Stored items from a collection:
/---

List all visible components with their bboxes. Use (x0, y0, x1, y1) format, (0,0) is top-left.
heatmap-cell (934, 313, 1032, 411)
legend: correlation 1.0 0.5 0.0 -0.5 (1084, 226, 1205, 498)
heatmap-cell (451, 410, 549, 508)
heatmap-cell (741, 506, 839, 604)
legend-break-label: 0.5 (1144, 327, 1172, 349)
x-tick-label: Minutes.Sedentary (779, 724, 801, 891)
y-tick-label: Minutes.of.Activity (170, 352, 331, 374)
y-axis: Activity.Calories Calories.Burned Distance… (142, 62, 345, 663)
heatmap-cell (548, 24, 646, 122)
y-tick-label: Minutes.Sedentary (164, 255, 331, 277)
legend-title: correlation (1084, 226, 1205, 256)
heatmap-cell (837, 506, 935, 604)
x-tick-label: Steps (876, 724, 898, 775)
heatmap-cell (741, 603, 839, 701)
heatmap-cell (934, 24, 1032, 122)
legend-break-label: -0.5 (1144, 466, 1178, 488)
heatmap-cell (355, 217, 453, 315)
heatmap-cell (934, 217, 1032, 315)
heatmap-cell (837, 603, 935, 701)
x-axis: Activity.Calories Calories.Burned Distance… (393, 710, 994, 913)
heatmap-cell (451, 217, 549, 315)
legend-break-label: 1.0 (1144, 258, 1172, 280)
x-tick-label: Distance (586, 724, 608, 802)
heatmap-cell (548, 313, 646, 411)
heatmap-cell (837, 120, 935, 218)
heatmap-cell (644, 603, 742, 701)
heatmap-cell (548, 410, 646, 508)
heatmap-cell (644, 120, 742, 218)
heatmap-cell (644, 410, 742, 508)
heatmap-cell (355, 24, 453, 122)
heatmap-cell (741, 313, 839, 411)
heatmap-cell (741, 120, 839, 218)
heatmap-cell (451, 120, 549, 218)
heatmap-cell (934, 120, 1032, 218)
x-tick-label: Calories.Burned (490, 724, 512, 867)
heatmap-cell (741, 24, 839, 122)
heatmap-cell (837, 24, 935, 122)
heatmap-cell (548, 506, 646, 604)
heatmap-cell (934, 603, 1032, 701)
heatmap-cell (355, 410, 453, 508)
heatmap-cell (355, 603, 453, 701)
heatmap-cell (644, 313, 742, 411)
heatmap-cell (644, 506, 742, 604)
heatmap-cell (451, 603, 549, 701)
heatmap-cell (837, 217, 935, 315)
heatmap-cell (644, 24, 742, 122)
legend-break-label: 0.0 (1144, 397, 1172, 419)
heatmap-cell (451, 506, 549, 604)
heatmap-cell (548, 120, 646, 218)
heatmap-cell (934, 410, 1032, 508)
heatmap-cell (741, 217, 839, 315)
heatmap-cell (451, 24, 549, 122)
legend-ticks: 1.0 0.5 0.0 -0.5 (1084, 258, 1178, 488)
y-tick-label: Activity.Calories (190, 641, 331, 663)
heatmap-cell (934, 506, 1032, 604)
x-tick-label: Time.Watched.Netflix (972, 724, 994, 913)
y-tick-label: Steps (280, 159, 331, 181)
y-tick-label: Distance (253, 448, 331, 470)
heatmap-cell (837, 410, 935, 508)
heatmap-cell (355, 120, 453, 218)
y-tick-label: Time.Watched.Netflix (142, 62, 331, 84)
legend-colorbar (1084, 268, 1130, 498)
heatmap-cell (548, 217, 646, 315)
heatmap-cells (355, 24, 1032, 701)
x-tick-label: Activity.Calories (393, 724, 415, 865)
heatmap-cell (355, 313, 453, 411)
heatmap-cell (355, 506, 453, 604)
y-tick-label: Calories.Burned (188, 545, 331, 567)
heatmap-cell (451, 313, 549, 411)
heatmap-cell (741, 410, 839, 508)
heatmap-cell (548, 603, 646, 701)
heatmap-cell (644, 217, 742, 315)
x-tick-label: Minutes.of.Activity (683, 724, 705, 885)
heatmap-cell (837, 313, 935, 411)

\---

Reproduce the data verbatim, from its first line through the line containing "heatmap-cell (837, 603, 935, 701)", with both of those lines included.

List all visible components with their bboxes. Use (x0, y0, x1, y1) format, (0,0) is top-left.
heatmap-cell (934, 313, 1032, 411)
legend: correlation 1.0 0.5 0.0 -0.5 (1084, 226, 1205, 498)
heatmap-cell (451, 410, 549, 508)
heatmap-cell (741, 506, 839, 604)
legend-break-label: 0.5 (1144, 327, 1172, 349)
x-tick-label: Minutes.Sedentary (779, 724, 801, 891)
y-tick-label: Minutes.of.Activity (170, 352, 331, 374)
y-axis: Activity.Calories Calories.Burned Distance… (142, 62, 345, 663)
heatmap-cell (548, 24, 646, 122)
y-tick-label: Minutes.Sedentary (164, 255, 331, 277)
legend-title: correlation (1084, 226, 1205, 256)
heatmap-cell (837, 506, 935, 604)
x-tick-label: Steps (876, 724, 898, 775)
heatmap-cell (741, 603, 839, 701)
heatmap-cell (934, 24, 1032, 122)
legend-break-label: -0.5 (1144, 466, 1178, 488)
heatmap-cell (355, 217, 453, 315)
heatmap-cell (934, 217, 1032, 315)
heatmap-cell (837, 603, 935, 701)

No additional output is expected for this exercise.